_Task description_. Count every line of the material that holds the string "profesión". Respond with the total only.

_Data for the task_.

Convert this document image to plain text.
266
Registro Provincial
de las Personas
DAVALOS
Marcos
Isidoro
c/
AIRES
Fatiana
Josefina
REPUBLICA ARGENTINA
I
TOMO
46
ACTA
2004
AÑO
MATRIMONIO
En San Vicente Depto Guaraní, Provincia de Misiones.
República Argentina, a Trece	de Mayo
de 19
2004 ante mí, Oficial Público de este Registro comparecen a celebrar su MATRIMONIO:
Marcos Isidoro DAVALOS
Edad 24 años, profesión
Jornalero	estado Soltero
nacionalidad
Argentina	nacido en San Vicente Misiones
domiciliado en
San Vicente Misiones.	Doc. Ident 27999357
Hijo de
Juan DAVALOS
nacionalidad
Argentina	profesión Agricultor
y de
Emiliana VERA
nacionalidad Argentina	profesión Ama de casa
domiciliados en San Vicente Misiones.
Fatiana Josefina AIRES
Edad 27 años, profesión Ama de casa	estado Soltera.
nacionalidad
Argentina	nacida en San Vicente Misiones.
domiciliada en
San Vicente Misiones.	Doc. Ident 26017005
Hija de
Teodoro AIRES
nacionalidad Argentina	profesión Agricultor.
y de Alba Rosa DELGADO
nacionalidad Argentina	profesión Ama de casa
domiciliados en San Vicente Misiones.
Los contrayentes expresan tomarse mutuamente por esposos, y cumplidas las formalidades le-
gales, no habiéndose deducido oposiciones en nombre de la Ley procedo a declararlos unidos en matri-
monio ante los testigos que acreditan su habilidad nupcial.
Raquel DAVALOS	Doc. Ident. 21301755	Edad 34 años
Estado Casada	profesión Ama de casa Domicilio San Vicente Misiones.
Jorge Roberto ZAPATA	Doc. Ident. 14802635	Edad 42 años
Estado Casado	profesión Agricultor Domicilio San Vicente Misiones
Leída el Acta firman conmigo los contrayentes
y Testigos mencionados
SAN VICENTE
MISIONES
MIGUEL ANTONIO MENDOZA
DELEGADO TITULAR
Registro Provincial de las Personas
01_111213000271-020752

_Answer to the exercise_. 8